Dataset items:
** Begin **
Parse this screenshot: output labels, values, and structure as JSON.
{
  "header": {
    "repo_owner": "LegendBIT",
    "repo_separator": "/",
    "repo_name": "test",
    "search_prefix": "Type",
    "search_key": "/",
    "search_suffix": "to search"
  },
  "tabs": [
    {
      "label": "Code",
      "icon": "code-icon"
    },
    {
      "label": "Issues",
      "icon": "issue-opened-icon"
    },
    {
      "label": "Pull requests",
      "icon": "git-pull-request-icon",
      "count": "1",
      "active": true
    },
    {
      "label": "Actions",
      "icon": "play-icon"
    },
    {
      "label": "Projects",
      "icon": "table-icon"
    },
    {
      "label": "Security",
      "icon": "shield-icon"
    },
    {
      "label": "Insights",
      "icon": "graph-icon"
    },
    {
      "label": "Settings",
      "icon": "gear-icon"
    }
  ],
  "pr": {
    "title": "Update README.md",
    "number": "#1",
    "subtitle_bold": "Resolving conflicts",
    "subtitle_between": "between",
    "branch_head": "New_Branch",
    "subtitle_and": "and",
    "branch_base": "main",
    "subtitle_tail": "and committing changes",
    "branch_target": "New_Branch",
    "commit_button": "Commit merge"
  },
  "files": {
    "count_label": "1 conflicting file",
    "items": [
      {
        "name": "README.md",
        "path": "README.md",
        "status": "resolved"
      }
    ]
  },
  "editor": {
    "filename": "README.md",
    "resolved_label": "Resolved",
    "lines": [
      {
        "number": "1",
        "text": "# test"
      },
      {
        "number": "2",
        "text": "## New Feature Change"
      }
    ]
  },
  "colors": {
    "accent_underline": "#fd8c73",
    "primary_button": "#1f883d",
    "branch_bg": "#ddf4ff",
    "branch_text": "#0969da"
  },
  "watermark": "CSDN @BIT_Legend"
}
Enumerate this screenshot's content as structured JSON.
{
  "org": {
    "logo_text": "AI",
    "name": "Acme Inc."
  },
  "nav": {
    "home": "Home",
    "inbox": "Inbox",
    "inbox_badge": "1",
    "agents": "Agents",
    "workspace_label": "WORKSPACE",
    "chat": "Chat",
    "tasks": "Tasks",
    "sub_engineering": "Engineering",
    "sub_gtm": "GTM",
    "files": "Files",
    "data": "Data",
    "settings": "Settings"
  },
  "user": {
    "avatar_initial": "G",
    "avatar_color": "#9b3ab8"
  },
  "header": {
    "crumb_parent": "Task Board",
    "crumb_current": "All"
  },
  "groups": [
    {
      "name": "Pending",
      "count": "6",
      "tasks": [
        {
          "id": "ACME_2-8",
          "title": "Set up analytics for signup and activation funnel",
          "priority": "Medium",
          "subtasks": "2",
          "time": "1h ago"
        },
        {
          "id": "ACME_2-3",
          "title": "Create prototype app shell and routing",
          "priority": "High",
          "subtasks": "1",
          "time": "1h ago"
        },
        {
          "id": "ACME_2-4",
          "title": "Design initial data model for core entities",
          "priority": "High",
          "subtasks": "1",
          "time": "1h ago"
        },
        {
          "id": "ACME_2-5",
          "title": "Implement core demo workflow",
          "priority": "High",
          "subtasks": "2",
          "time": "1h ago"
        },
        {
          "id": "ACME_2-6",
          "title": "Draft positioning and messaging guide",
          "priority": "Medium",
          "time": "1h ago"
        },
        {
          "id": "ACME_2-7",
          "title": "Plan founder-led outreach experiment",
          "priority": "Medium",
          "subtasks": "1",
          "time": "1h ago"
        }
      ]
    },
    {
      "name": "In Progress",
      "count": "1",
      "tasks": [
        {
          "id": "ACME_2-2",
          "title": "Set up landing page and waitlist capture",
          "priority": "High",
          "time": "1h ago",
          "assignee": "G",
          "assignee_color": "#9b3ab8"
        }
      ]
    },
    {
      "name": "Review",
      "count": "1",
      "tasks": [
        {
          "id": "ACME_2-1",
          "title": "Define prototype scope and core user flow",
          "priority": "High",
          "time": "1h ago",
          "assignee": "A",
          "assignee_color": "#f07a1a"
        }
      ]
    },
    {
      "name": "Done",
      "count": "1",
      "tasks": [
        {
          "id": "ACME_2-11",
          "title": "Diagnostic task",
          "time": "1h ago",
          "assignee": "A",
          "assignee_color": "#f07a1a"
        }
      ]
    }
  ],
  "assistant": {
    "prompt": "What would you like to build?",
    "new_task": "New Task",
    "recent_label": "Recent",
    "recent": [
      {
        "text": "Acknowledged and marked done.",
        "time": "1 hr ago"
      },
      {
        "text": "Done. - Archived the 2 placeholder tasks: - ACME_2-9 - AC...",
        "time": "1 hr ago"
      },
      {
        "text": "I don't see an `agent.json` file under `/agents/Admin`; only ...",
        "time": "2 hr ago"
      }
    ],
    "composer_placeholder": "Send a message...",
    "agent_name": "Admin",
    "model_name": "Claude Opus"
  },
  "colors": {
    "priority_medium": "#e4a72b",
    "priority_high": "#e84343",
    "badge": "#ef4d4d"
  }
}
** End **
The exercise |
Recopy the whole listing exactly.

Output for this exercise |
Parse this screenshot: output labels, values, and structure as JSON.
{
  "header": {
    "repo_owner": "LegendBIT",
    "repo_separator": "/",
    "repo_name": "test",
    "search_prefix": "Type",
    "search_key": "/",
    "search_suffix": "to search"
  },
  "tabs": [
    {
      "label": "Code",
      "icon": "code-icon"
    },
    {
      "label": "Issues",
      "icon": "issue-opened-icon"
    },
    {
      "label": "Pull requests",
      "icon": "git-pull-request-icon",
      "count": "1",
      "active": true
    },
    {
      "label": "Actions",
      "icon": "play-icon"
    },
    {
      "label": "Projects",
      "icon": "table-icon"
    },
    {
      "label": "Security",
      "icon": "shield-icon"
    },
    {
      "label": "Insights",
      "icon": "graph-icon"
    },
    {
      "label": "Settings",
      "icon": "gear-icon"
    }
  ],
  "pr": {
    "title": "Update README.md",
    "number": "#1",
    "subtitle_bold": "Resolving conflicts",
    "subtitle_between": "between",
    "branch_head": "New_Branch",
    "subtitle_and": "and",
    "branch_base": "main",
    "subtitle_tail": "and committing changes",
    "branch_target": "New_Branch",
    "commit_button": "Commit merge"
  },
  "files": {
    "count_label": "1 conflicting file",
    "items": [
      {
        "name": "README.md",
        "path": "README.md",
        "status": "resolved"
      }
    ]
  },
  "editor": {
    "filename": "README.md",
    "resolved_label": "Resolved",
    "lines": [
      {
        "number": "1",
        "text": "# test"
      },
      {
        "number": "2",
        "text": "## New Feature Change"
      }
    ]
  },
  "colors": {
    "accent_underline": "#fd8c73",
    "primary_button": "#1f883d",
    "branch_bg": "#ddf4ff",
    "branch_text": "#0969da"
  },
  "watermark": "CSDN @BIT_Legend"
}
Enumerate this screenshot's content as structured JSON.
{
  "org": {
    "logo_text": "AI",
    "name": "Acme Inc."
  },
  "nav": {
    "home": "Home",
    "inbox": "Inbox",
    "inbox_badge": "1",
    "agents": "Agents",
    "workspace_label": "WORKSPACE",
    "chat": "Chat",
    "tasks": "Tasks",
    "sub_engineering": "Engineering",
    "sub_gtm": "GTM",
    "files": "Files",
    "data": "Data",
    "settings": "Settings"
  },
  "user": {
    "avatar_initial": "G",
    "avatar_color": "#9b3ab8"
  },
  "header": {
    "crumb_parent": "Task Board",
    "crumb_current": "All"
  },
  "groups": [
    {
      "name": "Pending",
      "count": "6",
      "tasks": [
        {
          "id": "ACME_2-8",
          "title": "Set up analytics for signup and activation funnel",
          "priority": "Medium",
          "subtasks": "2",
          "time": "1h ago"
        },
        {
          "id": "ACME_2-3",
          "title": "Create prototype app shell and routing",
          "priority": "High",
          "subtasks": "1",
          "time": "1h ago"
        },
        {
          "id": "ACME_2-4",
          "title": "Design initial data model for core entities",
          "priority": "High",
          "subtasks": "1",
          "time": "1h ago"
        },
        {
          "id": "ACME_2-5",
          "title": "Implement core demo workflow",
          "priority": "High",
          "subtasks": "2",
          "time": "1h ago"
        },
        {
          "id": "ACME_2-6",
          "title": "Draft positioning and messaging guide",
          "priority": "Medium",
          "time": "1h ago"
        },
        {
          "id": "ACME_2-7",
          "title": "Plan founder-led outreach experiment",
          "priority": "Medium",
          "subtasks": "1",
          "time": "1h ago"
        }
      ]
    },
    {
      "name": "In Progress",
      "count": "1",
      "tasks": [
        {
          "id": "ACME_2-2",
          "title": "Set up landing page and waitlist capture",
          "priority": "High",
          "time": "1h ago",
          "assignee": "G",
          "assignee_color": "#9b3ab8"
        }
      ]
    },
    {
      "name": "Review",
      "count": "1",
      "tasks": [
        {
          "id": "ACME_2-1",
          "title": "Define prototype scope and core user flow",
          "priority": "High",
          "time": "1h ago",
          "assignee": "A",
          "assignee_color": "#f07a1a"
        }
      ]
    },
    {
      "name": "Done",
      "count": "1",
      "tasks": [
        {
          "id": "ACME_2-11",
          "title": "Diagnostic task",
          "time": "1h ago",
          "assignee": "A",
          "assignee_color": "#f07a1a"
        }
      ]
    }
  ],
  "assistant": {
    "prompt": "What would you like to build?",
    "new_task": "New Task",
    "recent_label": "Recent",
    "recent": [
      {
        "text": "Acknowledged and marked done.",
        "time": "1 hr ago"
      },
      {
        "text": "Done. - Archived the 2 placeholder tasks: - ACME_2-9 - AC...",
        "time": "1 hr ago"
      },
      {
        "text": "I don't see an `agent.json` file under `/agents/Admin`; only ...",
        "time": "2 hr ago"
      }
    ],
    "composer_placeholder": "Send a message...",
    "agent_name": "Admin",
    "model_name": "Claude Opus"
  },
  "colors": {
    "priority_medium": "#e4a72b",
    "priority_high": "#e84343",
    "badge": "#ef4d4d"
  }
}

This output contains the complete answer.